* REQUIRED WORK:
Reproduce every item below verbatim, without altering a single character.

* EXERCISE INPUT:
:::

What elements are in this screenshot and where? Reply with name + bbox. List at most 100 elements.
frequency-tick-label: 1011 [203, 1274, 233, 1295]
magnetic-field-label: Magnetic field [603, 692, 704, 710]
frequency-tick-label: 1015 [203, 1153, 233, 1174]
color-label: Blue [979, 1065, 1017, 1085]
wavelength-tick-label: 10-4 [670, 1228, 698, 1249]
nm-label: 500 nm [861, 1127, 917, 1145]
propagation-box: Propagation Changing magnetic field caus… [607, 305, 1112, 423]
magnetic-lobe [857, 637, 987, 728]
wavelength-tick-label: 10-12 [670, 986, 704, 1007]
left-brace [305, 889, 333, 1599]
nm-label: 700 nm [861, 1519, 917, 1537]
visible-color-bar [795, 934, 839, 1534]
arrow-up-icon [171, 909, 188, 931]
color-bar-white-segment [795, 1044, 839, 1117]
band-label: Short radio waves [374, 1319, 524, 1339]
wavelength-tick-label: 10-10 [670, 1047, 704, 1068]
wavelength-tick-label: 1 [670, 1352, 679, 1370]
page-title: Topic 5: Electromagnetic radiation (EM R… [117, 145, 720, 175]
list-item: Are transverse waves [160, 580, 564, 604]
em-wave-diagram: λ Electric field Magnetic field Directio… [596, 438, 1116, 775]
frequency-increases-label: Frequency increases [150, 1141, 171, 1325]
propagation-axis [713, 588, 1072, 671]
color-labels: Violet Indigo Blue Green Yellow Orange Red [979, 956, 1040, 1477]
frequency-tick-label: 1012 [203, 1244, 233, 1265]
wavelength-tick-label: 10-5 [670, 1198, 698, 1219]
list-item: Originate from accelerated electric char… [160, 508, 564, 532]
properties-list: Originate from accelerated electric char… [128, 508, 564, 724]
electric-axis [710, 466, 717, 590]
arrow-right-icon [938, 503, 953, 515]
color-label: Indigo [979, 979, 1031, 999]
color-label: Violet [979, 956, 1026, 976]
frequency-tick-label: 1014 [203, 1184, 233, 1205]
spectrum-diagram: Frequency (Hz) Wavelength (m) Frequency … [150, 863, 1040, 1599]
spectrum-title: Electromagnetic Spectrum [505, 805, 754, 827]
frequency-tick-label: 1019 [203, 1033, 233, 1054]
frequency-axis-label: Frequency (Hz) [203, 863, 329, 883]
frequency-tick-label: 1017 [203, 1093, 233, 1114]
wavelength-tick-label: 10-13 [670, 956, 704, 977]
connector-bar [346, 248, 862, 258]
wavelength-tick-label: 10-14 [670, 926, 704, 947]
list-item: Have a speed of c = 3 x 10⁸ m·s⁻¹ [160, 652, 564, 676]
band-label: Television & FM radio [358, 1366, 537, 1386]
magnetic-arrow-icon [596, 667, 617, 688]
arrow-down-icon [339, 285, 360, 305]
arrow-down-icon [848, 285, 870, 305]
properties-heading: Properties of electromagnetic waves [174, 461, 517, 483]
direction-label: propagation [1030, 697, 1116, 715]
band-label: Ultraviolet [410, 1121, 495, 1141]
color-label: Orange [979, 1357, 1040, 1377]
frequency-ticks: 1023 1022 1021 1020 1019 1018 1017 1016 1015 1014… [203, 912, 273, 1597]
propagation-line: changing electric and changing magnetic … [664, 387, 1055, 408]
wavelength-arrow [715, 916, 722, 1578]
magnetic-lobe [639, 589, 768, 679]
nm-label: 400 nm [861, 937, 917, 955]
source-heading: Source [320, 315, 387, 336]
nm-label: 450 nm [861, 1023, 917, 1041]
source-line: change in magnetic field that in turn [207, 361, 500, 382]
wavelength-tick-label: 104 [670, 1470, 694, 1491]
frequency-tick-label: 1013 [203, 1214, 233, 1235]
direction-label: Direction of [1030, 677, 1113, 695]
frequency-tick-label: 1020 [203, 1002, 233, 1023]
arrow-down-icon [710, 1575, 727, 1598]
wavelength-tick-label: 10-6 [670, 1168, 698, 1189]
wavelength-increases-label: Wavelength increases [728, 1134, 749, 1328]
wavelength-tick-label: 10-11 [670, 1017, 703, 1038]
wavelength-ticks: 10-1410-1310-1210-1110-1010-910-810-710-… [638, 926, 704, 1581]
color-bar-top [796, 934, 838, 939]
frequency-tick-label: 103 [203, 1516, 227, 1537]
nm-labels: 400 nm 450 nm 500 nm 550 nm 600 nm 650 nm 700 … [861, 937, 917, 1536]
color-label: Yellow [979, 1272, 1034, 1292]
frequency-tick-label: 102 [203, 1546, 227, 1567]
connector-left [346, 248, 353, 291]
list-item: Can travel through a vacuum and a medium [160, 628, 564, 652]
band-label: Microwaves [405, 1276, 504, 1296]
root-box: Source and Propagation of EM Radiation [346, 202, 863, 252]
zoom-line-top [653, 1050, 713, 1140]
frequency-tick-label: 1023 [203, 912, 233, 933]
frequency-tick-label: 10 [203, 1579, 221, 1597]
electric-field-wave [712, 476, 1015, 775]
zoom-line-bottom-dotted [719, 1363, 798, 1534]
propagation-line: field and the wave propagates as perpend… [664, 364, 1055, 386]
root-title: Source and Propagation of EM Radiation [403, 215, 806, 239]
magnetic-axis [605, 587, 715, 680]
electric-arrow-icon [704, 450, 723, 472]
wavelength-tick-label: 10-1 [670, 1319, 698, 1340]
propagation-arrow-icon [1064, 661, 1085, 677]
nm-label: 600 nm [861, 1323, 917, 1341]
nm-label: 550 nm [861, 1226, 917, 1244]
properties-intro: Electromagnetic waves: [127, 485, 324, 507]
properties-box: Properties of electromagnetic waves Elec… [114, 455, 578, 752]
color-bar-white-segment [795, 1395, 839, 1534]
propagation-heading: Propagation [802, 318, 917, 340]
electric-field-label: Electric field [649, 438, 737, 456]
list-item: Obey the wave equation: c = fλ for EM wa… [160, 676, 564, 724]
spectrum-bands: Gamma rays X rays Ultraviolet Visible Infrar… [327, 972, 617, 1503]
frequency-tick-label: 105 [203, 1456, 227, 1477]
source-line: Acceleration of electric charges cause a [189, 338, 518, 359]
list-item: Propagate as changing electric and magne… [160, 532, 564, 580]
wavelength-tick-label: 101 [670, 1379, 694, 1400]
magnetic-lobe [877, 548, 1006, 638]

:::

* CORRECT OUTPUT:
What elements are in this screenshot and where? Reply with name + bbox. List at most 100 elements.
frequency-tick-label: 1011 [203, 1274, 233, 1295]
magnetic-field-label: Magnetic field [603, 692, 704, 710]
frequency-tick-label: 1015 [203, 1153, 233, 1174]
color-label: Blue [979, 1065, 1017, 1085]
wavelength-tick-label: 10-4 [670, 1228, 698, 1249]
nm-label: 500 nm [861, 1127, 917, 1145]
propagation-box: Propagation Changing magnetic field caus… [607, 305, 1112, 423]
magnetic-lobe [857, 637, 987, 728]
wavelength-tick-label: 10-12 [670, 986, 704, 1007]
left-brace [305, 889, 333, 1599]
nm-label: 700 nm [861, 1519, 917, 1537]
visible-color-bar [795, 934, 839, 1534]
arrow-up-icon [171, 909, 188, 931]
color-bar-white-segment [795, 1044, 839, 1117]
band-label: Short radio waves [374, 1319, 524, 1339]
wavelength-tick-label: 10-10 [670, 1047, 704, 1068]
wavelength-tick-label: 1 [670, 1352, 679, 1370]
page-title: Topic 5: Electromagnetic radiation (EM R… [117, 145, 720, 175]
list-item: Are transverse waves [160, 580, 564, 604]
em-wave-diagram: λ Electric field Magnetic field Directio… [596, 438, 1116, 775]
frequency-increases-label: Frequency increases [150, 1141, 171, 1325]
propagation-axis [713, 588, 1072, 671]
color-labels: Violet Indigo Blue Green Yellow Orange Red [979, 956, 1040, 1477]
frequency-tick-label: 1012 [203, 1244, 233, 1265]
wavelength-tick-label: 10-5 [670, 1198, 698, 1219]
list-item: Originate from accelerated electric char… [160, 508, 564, 532]
properties-list: Originate from accelerated electric char… [128, 508, 564, 724]
electric-axis [710, 466, 717, 590]
arrow-right-icon [938, 503, 953, 515]
color-label: Indigo [979, 979, 1031, 999]
color-label: Violet [979, 956, 1026, 976]
frequency-tick-label: 1014 [203, 1184, 233, 1205]
spectrum-diagram: Frequency (Hz) Wavelength (m) Frequency … [150, 863, 1040, 1599]
spectrum-title: Electromagnetic Spectrum [505, 805, 754, 827]
frequency-tick-label: 1019 [203, 1033, 233, 1054]
frequency-axis-label: Frequency (Hz) [203, 863, 329, 883]
frequency-tick-label: 1017 [203, 1093, 233, 1114]
wavelength-tick-label: 10-13 [670, 956, 704, 977]
connector-bar [346, 248, 862, 258]
wavelength-tick-label: 10-14 [670, 926, 704, 947]
list-item: Have a speed of c = 3 x 10⁸ m·s⁻¹ [160, 652, 564, 676]
band-label: Television & FM radio [358, 1366, 537, 1386]
magnetic-arrow-icon [596, 667, 617, 688]
arrow-down-icon [339, 285, 360, 305]
arrow-down-icon [848, 285, 870, 305]
properties-heading: Properties of electromagnetic waves [174, 461, 517, 483]
direction-label: propagation [1030, 697, 1116, 715]
band-label: Ultraviolet [410, 1121, 495, 1141]
color-label: Orange [979, 1357, 1040, 1377]
frequency-ticks: 1023 1022 1021 1020 1019 1018 1017 1016 1015 1014… [203, 912, 273, 1597]
propagation-line: changing electric and changing magnetic … [664, 387, 1055, 408]
wavelength-arrow [715, 916, 722, 1578]
magnetic-lobe [639, 589, 768, 679]
nm-label: 400 nm [861, 937, 917, 955]
source-heading: Source [320, 315, 387, 336]
nm-label: 450 nm [861, 1023, 917, 1041]
source-line: change in magnetic field that in turn [207, 361, 500, 382]
wavelength-tick-label: 104 [670, 1470, 694, 1491]
frequency-tick-label: 1013 [203, 1214, 233, 1235]
direction-label: Direction of [1030, 677, 1113, 695]
frequency-tick-label: 1020 [203, 1002, 233, 1023]
arrow-down-icon [710, 1575, 727, 1598]
wavelength-tick-label: 10-6 [670, 1168, 698, 1189]
wavelength-increases-label: Wavelength increases [728, 1134, 749, 1328]
wavelength-tick-label: 10-11 [670, 1017, 703, 1038]
wavelength-ticks: 10-1410-1310-1210-1110-1010-910-810-710-… [638, 926, 704, 1581]
color-bar-top [796, 934, 838, 939]
frequency-tick-label: 103 [203, 1516, 227, 1537]
nm-labels: 400 nm 450 nm 500 nm 550 nm 600 nm 650 nm 700 … [861, 937, 917, 1536]
color-label: Yellow [979, 1272, 1034, 1292]
frequency-tick-label: 102 [203, 1546, 227, 1567]
connector-left [346, 248, 353, 291]
list-item: Can travel through a vacuum and a medium [160, 628, 564, 652]
band-label: Microwaves [405, 1276, 504, 1296]
root-box: Source and Propagation of EM Radiation [346, 202, 863, 252]
zoom-line-top [653, 1050, 713, 1140]
frequency-tick-label: 1023 [203, 912, 233, 933]
frequency-tick-label: 10 [203, 1579, 221, 1597]
electric-field-wave [712, 476, 1015, 775]
zoom-line-bottom-dotted [719, 1363, 798, 1534]
propagation-line: field and the wave propagates as perpend… [664, 364, 1055, 386]
root-title: Source and Propagation of EM Radiation [403, 215, 806, 239]
magnetic-axis [605, 587, 715, 680]
electric-arrow-icon [704, 450, 723, 472]
wavelength-tick-label: 10-1 [670, 1319, 698, 1340]
propagation-arrow-icon [1064, 661, 1085, 677]
nm-label: 600 nm [861, 1323, 917, 1341]
nm-label: 550 nm [861, 1226, 917, 1244]
properties-intro: Electromagnetic waves: [127, 485, 324, 507]
properties-box: Properties of electromagnetic waves Elec… [114, 455, 578, 752]
color-bar-white-segment [795, 1395, 839, 1534]
propagation-heading: Propagation [802, 318, 917, 340]
electric-field-label: Electric field [649, 438, 737, 456]
list-item: Obey the wave equation: c = fλ for EM wa… [160, 676, 564, 724]
spectrum-bands: Gamma rays X rays Ultraviolet Visible Infrar… [327, 972, 617, 1503]
frequency-tick-label: 105 [203, 1456, 227, 1477]
source-line: Acceleration of electric charges cause a [189, 338, 518, 359]
list-item: Propagate as changing electric and magne… [160, 532, 564, 580]
wavelength-tick-label: 101 [670, 1379, 694, 1400]
magnetic-lobe [877, 548, 1006, 638]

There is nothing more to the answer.